Rows from a figure dataset
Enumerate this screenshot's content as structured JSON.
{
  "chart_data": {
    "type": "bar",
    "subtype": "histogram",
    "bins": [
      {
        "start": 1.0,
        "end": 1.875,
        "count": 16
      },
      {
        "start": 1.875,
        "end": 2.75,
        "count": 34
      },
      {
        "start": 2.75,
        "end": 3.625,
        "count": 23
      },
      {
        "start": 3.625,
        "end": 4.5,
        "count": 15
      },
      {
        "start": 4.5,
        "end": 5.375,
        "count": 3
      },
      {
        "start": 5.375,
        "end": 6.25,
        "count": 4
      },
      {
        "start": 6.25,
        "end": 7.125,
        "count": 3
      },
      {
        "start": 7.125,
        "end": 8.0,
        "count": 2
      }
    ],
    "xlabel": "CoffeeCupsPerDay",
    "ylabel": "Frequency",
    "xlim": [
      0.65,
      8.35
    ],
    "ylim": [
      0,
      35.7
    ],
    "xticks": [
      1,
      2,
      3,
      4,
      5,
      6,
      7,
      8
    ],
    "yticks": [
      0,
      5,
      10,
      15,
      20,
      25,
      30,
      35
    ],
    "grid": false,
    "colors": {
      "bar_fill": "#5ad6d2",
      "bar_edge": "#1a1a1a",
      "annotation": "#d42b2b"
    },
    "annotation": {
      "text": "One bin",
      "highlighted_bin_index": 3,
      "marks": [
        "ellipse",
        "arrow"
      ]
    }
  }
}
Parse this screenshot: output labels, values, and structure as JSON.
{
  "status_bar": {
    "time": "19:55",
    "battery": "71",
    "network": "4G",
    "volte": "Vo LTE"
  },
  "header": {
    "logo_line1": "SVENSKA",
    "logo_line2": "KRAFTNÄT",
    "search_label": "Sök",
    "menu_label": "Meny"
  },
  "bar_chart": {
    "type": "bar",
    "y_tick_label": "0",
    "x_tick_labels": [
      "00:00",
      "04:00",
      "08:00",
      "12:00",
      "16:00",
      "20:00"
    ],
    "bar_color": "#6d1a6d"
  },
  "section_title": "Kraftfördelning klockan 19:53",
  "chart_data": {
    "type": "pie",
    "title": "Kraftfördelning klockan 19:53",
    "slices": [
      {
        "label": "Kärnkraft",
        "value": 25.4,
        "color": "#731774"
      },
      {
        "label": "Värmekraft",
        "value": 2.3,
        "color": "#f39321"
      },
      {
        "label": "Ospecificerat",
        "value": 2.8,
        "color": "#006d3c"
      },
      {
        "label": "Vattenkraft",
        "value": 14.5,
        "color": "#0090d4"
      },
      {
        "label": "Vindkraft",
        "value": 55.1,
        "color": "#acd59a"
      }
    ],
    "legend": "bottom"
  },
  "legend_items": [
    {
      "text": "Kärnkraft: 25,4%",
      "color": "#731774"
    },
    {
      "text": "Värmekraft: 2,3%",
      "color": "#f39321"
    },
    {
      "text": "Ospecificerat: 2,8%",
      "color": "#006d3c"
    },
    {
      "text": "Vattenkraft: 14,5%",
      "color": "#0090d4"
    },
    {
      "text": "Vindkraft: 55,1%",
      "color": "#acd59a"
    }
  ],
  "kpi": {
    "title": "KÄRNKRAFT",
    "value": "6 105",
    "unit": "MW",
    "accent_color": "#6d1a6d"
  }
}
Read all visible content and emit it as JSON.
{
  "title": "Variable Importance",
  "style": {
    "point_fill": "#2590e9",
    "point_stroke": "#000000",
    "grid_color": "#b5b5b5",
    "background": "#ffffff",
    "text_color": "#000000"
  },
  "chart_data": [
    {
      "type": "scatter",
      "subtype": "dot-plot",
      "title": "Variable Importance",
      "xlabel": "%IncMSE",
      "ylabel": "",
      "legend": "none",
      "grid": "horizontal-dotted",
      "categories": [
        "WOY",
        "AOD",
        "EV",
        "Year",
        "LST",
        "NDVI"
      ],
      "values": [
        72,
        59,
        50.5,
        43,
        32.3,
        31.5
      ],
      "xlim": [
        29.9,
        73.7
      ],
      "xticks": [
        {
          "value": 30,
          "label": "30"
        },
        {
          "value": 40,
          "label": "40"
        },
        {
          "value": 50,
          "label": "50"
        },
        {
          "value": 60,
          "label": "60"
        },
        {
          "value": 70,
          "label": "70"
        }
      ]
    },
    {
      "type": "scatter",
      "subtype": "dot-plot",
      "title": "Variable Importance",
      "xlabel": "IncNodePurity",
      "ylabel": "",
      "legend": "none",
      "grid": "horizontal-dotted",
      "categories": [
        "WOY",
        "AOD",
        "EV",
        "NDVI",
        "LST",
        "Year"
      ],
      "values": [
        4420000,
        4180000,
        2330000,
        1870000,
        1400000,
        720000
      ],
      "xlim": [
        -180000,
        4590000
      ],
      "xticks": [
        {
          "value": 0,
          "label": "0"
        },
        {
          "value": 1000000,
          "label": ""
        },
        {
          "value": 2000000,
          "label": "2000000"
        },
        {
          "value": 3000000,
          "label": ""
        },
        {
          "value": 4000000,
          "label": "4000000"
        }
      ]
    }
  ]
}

**Written task:**
Copy out the whole listing exactly as written.

**Result:**
Enumerate this screenshot's content as structured JSON.
{
  "chart_data": {
    "type": "bar",
    "subtype": "histogram",
    "bins": [
      {
        "start": 1.0,
        "end": 1.875,
        "count": 16
      },
      {
        "start": 1.875,
        "end": 2.75,
        "count": 34
      },
      {
        "start": 2.75,
        "end": 3.625,
        "count": 23
      },
      {
        "start": 3.625,
        "end": 4.5,
        "count": 15
      },
      {
        "start": 4.5,
        "end": 5.375,
        "count": 3
      },
      {
        "start": 5.375,
        "end": 6.25,
        "count": 4
      },
      {
        "start": 6.25,
        "end": 7.125,
        "count": 3
      },
      {
        "start": 7.125,
        "end": 8.0,
        "count": 2
      }
    ],
    "xlabel": "CoffeeCupsPerDay",
    "ylabel": "Frequency",
    "xlim": [
      0.65,
      8.35
    ],
    "ylim": [
      0,
      35.7
    ],
    "xticks": [
      1,
      2,
      3,
      4,
      5,
      6,
      7,
      8
    ],
    "yticks": [
      0,
      5,
      10,
      15,
      20,
      25,
      30,
      35
    ],
    "grid": false,
    "colors": {
      "bar_fill": "#5ad6d2",
      "bar_edge": "#1a1a1a",
      "annotation": "#d42b2b"
    },
    "annotation": {
      "text": "One bin",
      "highlighted_bin_index": 3,
      "marks": [
        "ellipse",
        "arrow"
      ]
    }
  }
}
Parse this screenshot: output labels, values, and structure as JSON.
{
  "status_bar": {
    "time": "19:55",
    "battery": "71",
    "network": "4G",
    "volte": "Vo LTE"
  },
  "header": {
    "logo_line1": "SVENSKA",
    "logo_line2": "KRAFTNÄT",
    "search_label": "Sök",
    "menu_label": "Meny"
  },
  "bar_chart": {
    "type": "bar",
    "y_tick_label": "0",
    "x_tick_labels": [
      "00:00",
      "04:00",
      "08:00",
      "12:00",
      "16:00",
      "20:00"
    ],
    "bar_color": "#6d1a6d"
  },
  "section_title": "Kraftfördelning klockan 19:53",
  "chart_data": {
    "type": "pie",
    "title": "Kraftfördelning klockan 19:53",
    "slices": [
      {
        "label": "Kärnkraft",
        "value": 25.4,
        "color": "#731774"
      },
      {
        "label": "Värmekraft",
        "value": 2.3,
        "color": "#f39321"
      },
      {
        "label": "Ospecificerat",
        "value": 2.8,
        "color": "#006d3c"
      },
      {
        "label": "Vattenkraft",
        "value": 14.5,
        "color": "#0090d4"
      },
      {
        "label": "Vindkraft",
        "value": 55.1,
        "color": "#acd59a"
      }
    ],
    "legend": "bottom"
  },
  "legend_items": [
    {
      "text": "Kärnkraft: 25,4%",
      "color": "#731774"
    },
    {
      "text": "Värmekraft: 2,3%",
      "color": "#f39321"
    },
    {
      "text": "Ospecificerat: 2,8%",
      "color": "#006d3c"
    },
    {
      "text": "Vattenkraft: 14,5%",
      "color": "#0090d4"
    },
    {
      "text": "Vindkraft: 55,1%",
      "color": "#acd59a"
    }
  ],
  "kpi": {
    "title": "KÄRNKRAFT",
    "value": "6 105",
    "unit": "MW",
    "accent_color": "#6d1a6d"
  }
}
Read all visible content and emit it as JSON.
{
  "title": "Variable Importance",
  "style": {
    "point_fill": "#2590e9",
    "point_stroke": "#000000",
    "grid_color": "#b5b5b5",
    "background": "#ffffff",
    "text_color": "#000000"
  },
  "chart_data": [
    {
      "type": "scatter",
      "subtype": "dot-plot",
      "title": "Variable Importance",
      "xlabel": "%IncMSE",
      "ylabel": "",
      "legend": "none",
      "grid": "horizontal-dotted",
      "categories": [
        "WOY",
        "AOD",
        "EV",
        "Year",
        "LST",
        "NDVI"
      ],
      "values": [
        72,
        59,
        50.5,
        43,
        32.3,
        31.5
      ],
      "xlim": [
        29.9,
        73.7
      ],
      "xticks": [
        {
          "value": 30,
          "label": "30"
        },
        {
          "value": 40,
          "label": "40"
        },
        {
          "value": 50,
          "label": "50"
        },
        {
          "value": 60,
          "label": "60"
        },
        {
          "value": 70,
          "label": "70"
        }
      ]
    },
    {
      "type": "scatter",
      "subtype": "dot-plot",
      "title": "Variable Importance",
      "xlabel": "IncNodePurity",
      "ylabel": "",
      "legend": "none",
      "grid": "horizontal-dotted",
      "categories": [
        "WOY",
        "AOD",
        "EV",
        "NDVI",
        "LST",
        "Year"
      ],
      "values": [
        4420000,
        4180000,
        2330000,
        1870000,
        1400000,
        720000
      ],
      "xlim": [
        -180000,
        4590000
      ],
      "xticks": [
        {
          "value": 0,
          "label": "0"
        },
        {
          "value": 1000000,
          "label": ""
        },
        {
          "value": 2000000,
          "label": "2000000"
        },
        {
          "value": 3000000,
          "label": ""
        },
        {
          "value": 4000000,
          "label": "4000000"
        }
      ]
    }
  ]
}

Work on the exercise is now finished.